#### [Task brief]
In the entries, find all lines that hold the word "栾川山水文苑" and copy them.

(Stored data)

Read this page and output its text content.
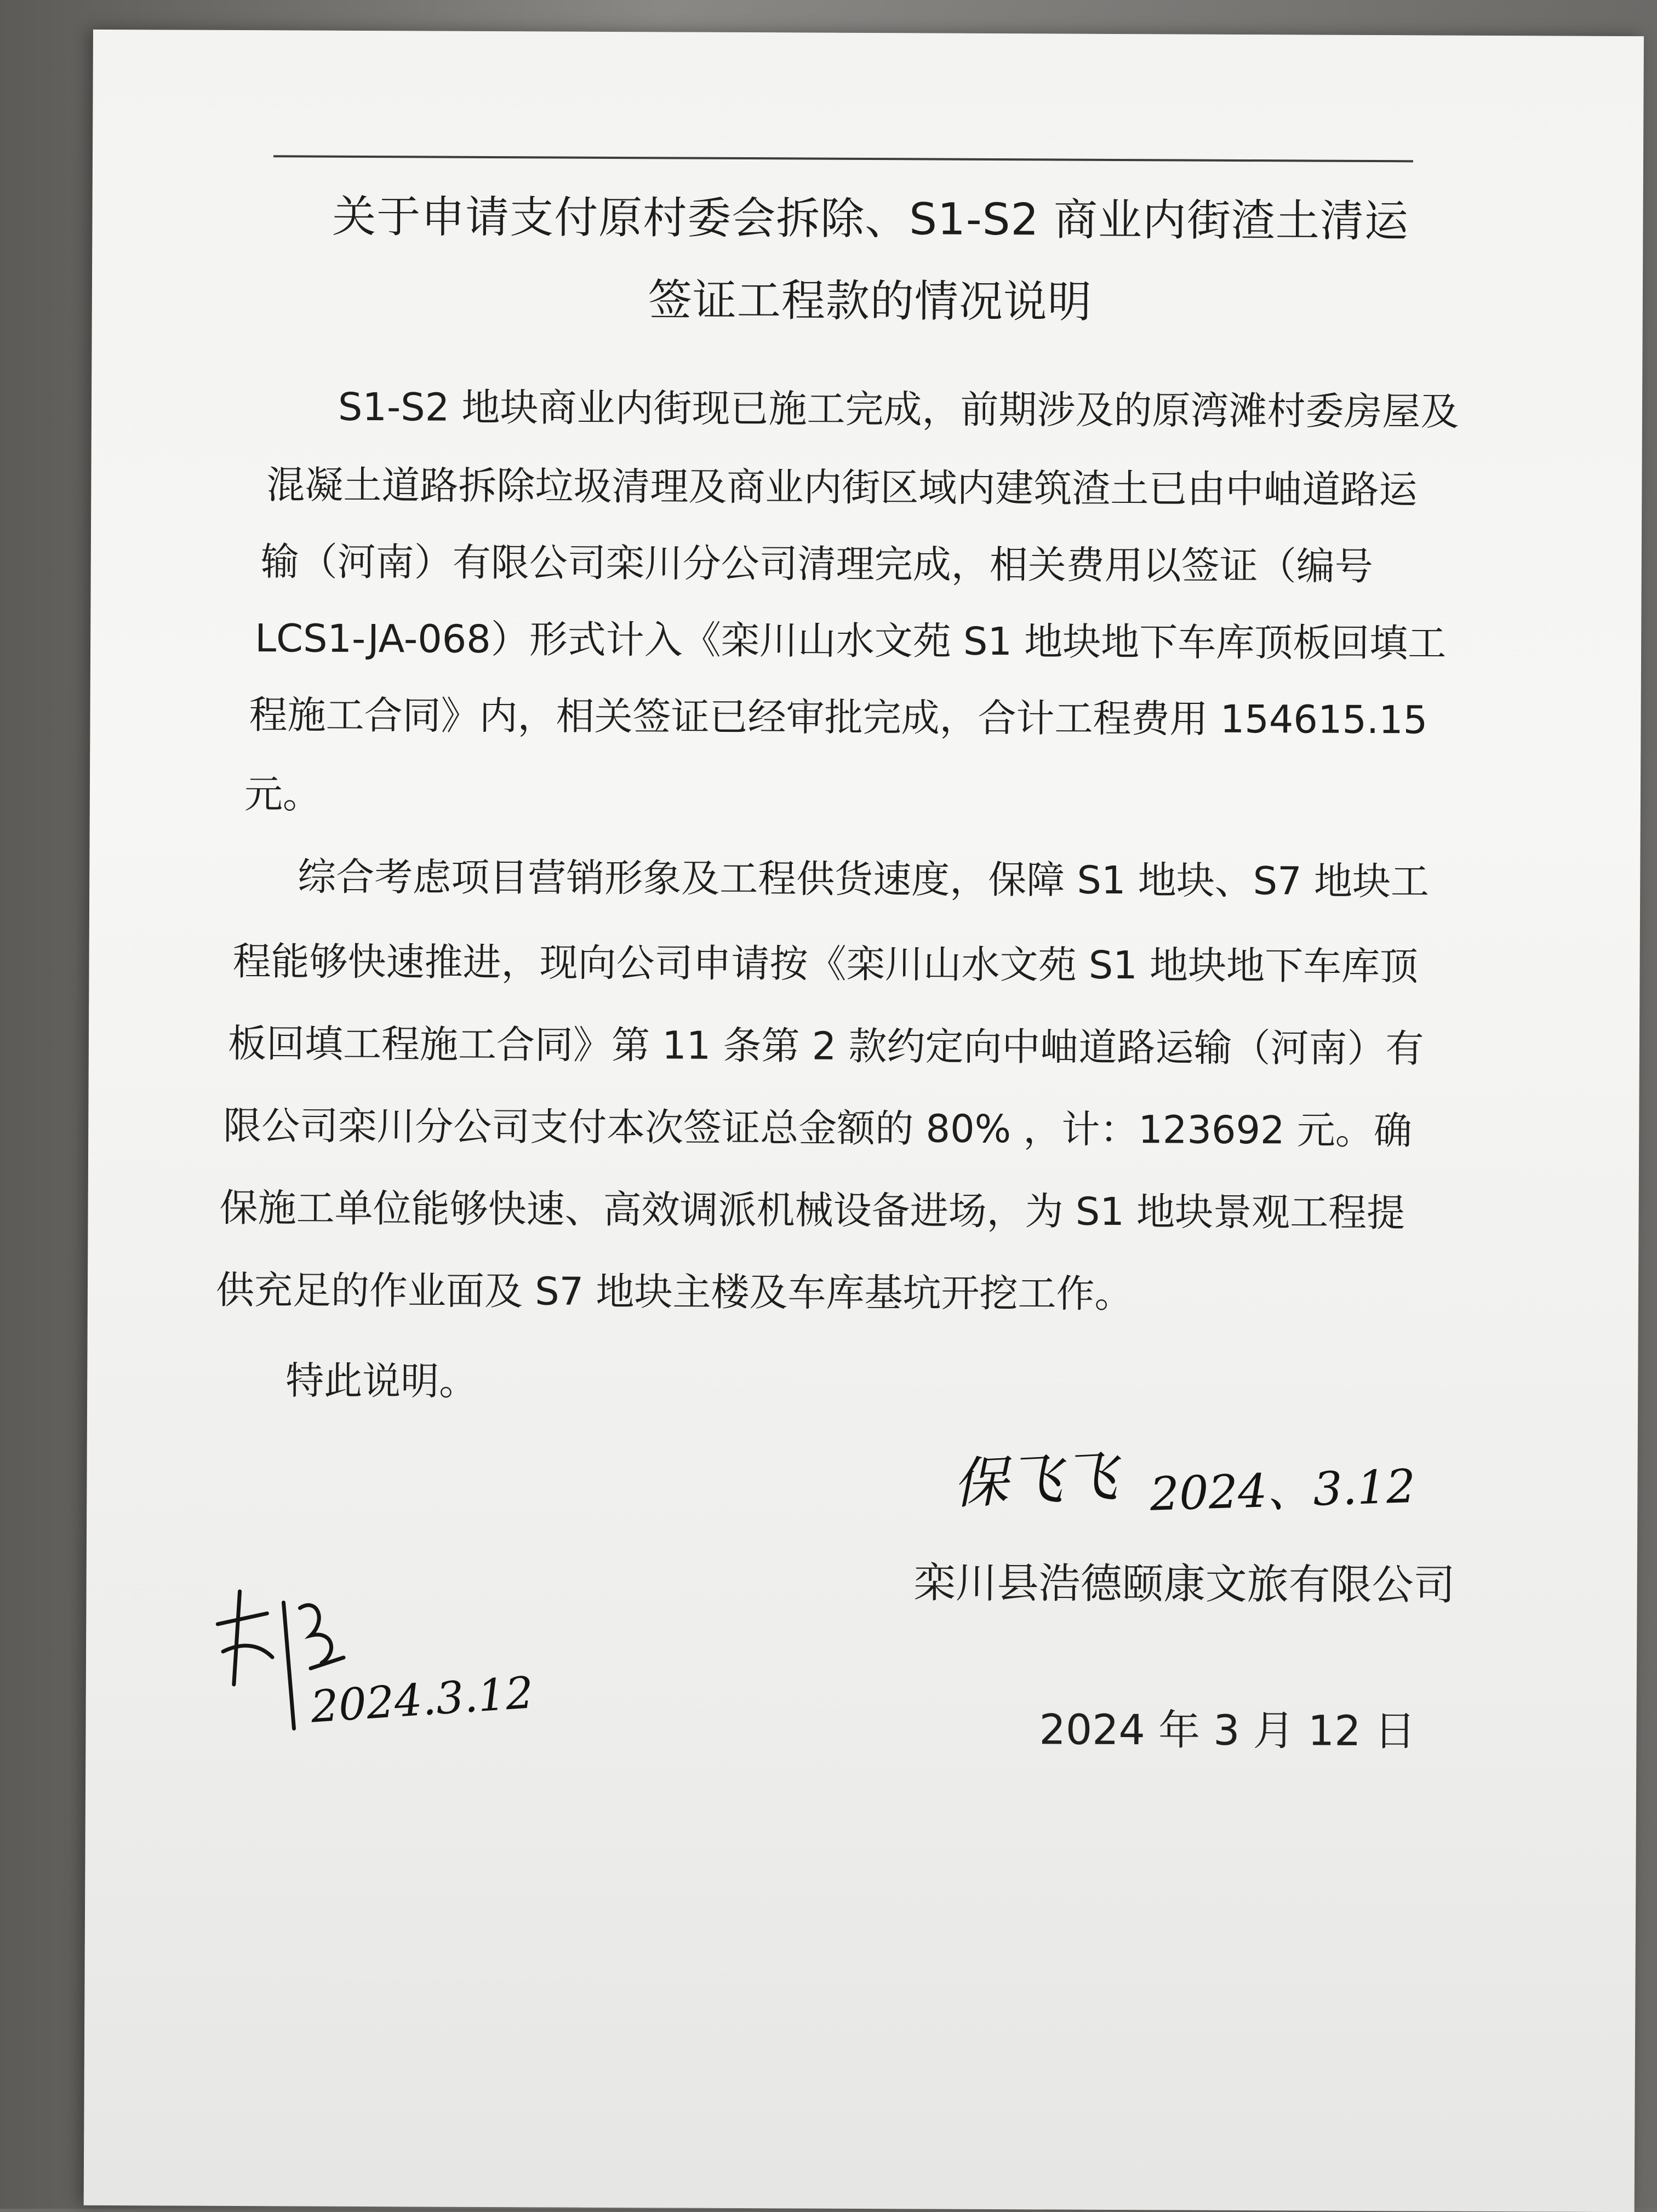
关于申请支付原村委会拆除、S1-S2 商业内街渣土清运
签证工程款的情况说明
S1-S2 地块商业内街现已施工完成，前期涉及的原湾滩村委房屋及
混凝土道路拆除垃圾清理及商业内街区域内建筑渣土已由中岫道路运
输（河南）有限公司栾川分公司清理完成，相关费用以签证（编号
LCS1-JA-068）形式计入《栾川山水文苑 S1 地块地下车库顶板回填工
程施工合同》内，相关签证已经审批完成，合计工程费用 154615.15
元。
综合考虑项目营销形象及工程供货速度，保障 S1 地块、S7 地块工
程能够快速推进，现向公司申请按《栾川山水文苑 S1 地块地下车库顶
板回填工程施工合同》第 11 条第 2 款约定向中岫道路运输（河南）有
限公司栾川分公司支付本次签证总金额的 80% ，计：123692 元。确
保施工单位能够快速、高效调派机械设备进场，为 S1 地块景观工程提
供充足的作业面及 S7 地块主楼及车库基坑开挖工作。
特此说明。
保飞飞 2024、3.12
栾川县浩德颐康文旅有限公司
2024.3.12	2024 年 3 月 12 日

#### [Reply to the task]
LCS1-JA-068）形式计入《栾川山水文苑 S1 地块地下车库顶板回填工
程能够快速推进，现向公司申请按《栾川山水文苑 S1 地块地下车库顶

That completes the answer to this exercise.